Exercise brief:
How many lines of these entries hold the string "this"? Reply with the number alone.
-- BEGIN --
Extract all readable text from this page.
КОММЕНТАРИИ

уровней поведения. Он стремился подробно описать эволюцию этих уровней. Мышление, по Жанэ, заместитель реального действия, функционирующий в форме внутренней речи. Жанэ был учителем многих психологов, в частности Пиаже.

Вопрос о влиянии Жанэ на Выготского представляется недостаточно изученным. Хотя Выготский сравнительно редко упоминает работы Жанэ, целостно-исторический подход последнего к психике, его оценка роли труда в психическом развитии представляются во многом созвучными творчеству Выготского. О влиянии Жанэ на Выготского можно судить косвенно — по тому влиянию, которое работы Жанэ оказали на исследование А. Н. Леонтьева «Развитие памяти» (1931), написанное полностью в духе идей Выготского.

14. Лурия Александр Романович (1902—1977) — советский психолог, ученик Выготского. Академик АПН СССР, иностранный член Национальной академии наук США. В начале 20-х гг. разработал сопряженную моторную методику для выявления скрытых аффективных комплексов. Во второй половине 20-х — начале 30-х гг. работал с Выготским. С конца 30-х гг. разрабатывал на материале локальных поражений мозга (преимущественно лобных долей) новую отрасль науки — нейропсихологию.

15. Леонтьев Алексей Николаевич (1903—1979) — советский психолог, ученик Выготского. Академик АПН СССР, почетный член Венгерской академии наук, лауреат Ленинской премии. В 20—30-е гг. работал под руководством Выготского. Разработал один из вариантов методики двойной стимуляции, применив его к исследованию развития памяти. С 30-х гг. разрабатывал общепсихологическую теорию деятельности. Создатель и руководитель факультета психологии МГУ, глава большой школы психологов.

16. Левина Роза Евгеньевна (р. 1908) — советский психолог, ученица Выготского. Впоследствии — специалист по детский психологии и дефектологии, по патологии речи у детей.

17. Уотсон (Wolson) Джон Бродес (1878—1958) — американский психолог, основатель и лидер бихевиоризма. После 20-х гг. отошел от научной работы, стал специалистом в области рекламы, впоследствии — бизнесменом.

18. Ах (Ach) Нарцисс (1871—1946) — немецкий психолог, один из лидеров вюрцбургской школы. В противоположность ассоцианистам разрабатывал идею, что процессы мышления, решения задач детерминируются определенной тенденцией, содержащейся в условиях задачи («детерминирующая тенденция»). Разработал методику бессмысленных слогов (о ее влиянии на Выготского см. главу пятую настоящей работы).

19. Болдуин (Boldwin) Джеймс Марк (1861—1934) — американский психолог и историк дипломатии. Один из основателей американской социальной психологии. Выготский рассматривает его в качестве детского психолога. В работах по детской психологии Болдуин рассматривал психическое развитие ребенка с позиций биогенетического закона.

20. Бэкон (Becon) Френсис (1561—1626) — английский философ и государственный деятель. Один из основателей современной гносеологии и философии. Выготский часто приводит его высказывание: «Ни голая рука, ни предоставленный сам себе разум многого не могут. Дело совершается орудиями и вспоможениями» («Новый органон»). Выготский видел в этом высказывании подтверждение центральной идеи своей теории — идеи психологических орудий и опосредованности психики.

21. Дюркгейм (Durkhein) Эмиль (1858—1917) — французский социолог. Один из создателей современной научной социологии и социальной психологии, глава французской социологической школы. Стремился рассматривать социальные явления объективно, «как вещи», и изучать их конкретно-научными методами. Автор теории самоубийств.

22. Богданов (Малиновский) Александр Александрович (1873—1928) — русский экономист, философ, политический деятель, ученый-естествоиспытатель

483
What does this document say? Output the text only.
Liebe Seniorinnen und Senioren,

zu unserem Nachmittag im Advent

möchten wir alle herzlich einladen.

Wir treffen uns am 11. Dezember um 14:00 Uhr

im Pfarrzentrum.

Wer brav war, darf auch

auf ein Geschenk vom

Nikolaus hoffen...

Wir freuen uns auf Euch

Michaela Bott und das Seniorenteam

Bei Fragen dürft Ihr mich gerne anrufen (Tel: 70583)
-- END --
Task output:
2